* Begin DATA LINES *

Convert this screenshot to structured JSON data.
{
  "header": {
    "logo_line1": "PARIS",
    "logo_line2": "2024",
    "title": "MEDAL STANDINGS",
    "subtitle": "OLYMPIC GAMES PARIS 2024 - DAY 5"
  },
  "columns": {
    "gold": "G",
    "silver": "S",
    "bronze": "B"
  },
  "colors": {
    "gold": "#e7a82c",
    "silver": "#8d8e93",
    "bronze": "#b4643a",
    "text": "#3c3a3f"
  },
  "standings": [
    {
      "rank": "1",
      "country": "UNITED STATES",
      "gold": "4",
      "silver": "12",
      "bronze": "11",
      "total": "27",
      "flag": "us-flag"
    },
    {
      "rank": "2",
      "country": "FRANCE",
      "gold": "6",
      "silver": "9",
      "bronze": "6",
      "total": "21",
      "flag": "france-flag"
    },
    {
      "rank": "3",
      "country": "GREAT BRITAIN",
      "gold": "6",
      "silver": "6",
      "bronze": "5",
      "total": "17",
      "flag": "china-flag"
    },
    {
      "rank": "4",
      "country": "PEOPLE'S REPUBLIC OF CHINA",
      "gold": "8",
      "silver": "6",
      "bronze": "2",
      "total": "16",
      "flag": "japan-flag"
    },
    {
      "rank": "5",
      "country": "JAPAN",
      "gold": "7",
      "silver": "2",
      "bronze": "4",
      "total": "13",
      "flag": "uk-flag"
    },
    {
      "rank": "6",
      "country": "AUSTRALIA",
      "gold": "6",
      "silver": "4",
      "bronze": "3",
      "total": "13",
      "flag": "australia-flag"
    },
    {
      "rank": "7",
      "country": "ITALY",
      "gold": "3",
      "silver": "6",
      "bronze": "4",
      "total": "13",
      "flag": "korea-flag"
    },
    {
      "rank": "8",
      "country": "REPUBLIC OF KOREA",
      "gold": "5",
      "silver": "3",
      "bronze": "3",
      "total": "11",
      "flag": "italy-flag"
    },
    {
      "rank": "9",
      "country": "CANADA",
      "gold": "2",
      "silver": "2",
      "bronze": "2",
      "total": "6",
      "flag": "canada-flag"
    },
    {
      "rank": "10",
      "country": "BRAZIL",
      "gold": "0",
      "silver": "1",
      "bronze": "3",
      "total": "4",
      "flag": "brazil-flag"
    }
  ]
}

* End DATA LINES *

**AIM**
Copy every line in the records above that contains the word "gold".

**RIGHT ANSWER**
    "gold": "G",
    "gold": "#e7a82c",
      "gold": "4",
      "gold": "6",
      "gold": "6",
      "gold": "8",
      "gold": "7",
      "gold": "6",
      "gold": "3",
      "gold": "5",
      "gold": "2",
      "gold": "0",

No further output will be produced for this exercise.